Below is some material; set it all down exactly, apart from the pictures.
--- BEGIN ---
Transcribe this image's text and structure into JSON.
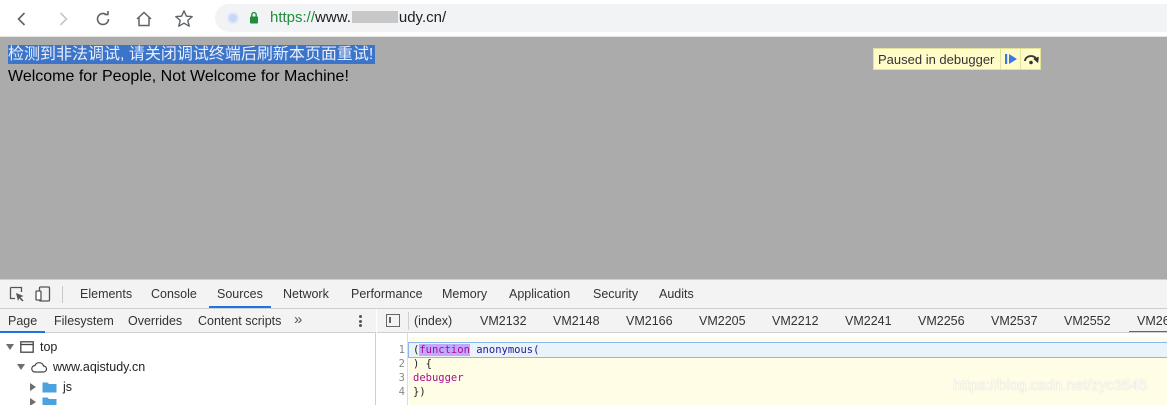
{
  "browser": {
    "url_scheme": "https://",
    "url_host_start": "www.",
    "url_host_end": "udy.cn/"
  },
  "page": {
    "warning": "检测到非法调试, 请关闭调试终端后刷新本页面重试!",
    "welcome": "Welcome for People, Not Welcome for Machine!"
  },
  "debugger_overlay": {
    "paused_label": "Paused in debugger"
  },
  "devtools": {
    "tabs": [
      "Elements",
      "Console",
      "Sources",
      "Network",
      "Performance",
      "Memory",
      "Application",
      "Security",
      "Audits"
    ],
    "active_tab": "Sources",
    "navigator_tabs": [
      "Page",
      "Filesystem",
      "Overrides",
      "Content scripts"
    ],
    "navigator_more": "»",
    "tree": {
      "top": "top",
      "domain": "www.aqistudy.cn",
      "folder": "js"
    },
    "file_tabs": [
      "(index)",
      "VM2132",
      "VM2148",
      "VM2166",
      "VM2205",
      "VM2212",
      "VM2241",
      "VM2256",
      "VM2537",
      "VM2552",
      "VM26"
    ],
    "code": {
      "line_numbers": [
        "1",
        "2",
        "3",
        "4"
      ],
      "line1_open": "(",
      "line1_keyword": "function",
      "line1_rest": " anonymous(",
      "line2": ") {",
      "line3": "debugger",
      "line4": "})"
    }
  },
  "watermark": "https://blog.csdn.net/zyc3545",
  "colors": {
    "accent": "#1a73e8",
    "overlay": "#ababab",
    "selection": "#3c74c9",
    "paused_bg": "#fffcc9"
  }
}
--- END ---
- [Solution]
Transcribe this image's text and structure into JSON.
{
  "browser": {
    "url_scheme": "https://",
    "url_host_start": "www.",
    "url_host_end": "udy.cn/"
  },
  "page": {
    "warning": "检测到非法调试, 请关闭调试终端后刷新本页面重试!",
    "welcome": "Welcome for People, Not Welcome for Machine!"
  },
  "debugger_overlay": {
    "paused_label": "Paused in debugger"
  },
  "devtools": {
    "tabs": [
      "Elements",
      "Console",
      "Sources",
      "Network",
      "Performance",
      "Memory",
      "Application",
      "Security",
      "Audits"
    ],
    "active_tab": "Sources",
    "navigator_tabs": [
      "Page",
      "Filesystem",
      "Overrides",
      "Content scripts"
    ],
    "navigator_more": "»",
    "tree": {
      "top": "top",
      "domain": "www.aqistudy.cn",
      "folder": "js"
    },
    "file_tabs": [
      "(index)",
      "VM2132",
      "VM2148",
      "VM2166",
      "VM2205",
      "VM2212",
      "VM2241",
      "VM2256",
      "VM2537",
      "VM2552",
      "VM26"
    ],
    "code": {
      "line_numbers": [
        "1",
        "2",
        "3",
        "4"
      ],
      "line1_open": "(",
      "line1_keyword": "function",
      "line1_rest": " anonymous(",
      "line2": ") {",
      "line3": "debugger",
      "line4": "})"
    }
  },
  "watermark": "https://blog.csdn.net/zyc3545",
  "colors": {
    "accent": "#1a73e8",
    "overlay": "#ababab",
    "selection": "#3c74c9",
    "paused_bg": "#fffcc9"
  }
}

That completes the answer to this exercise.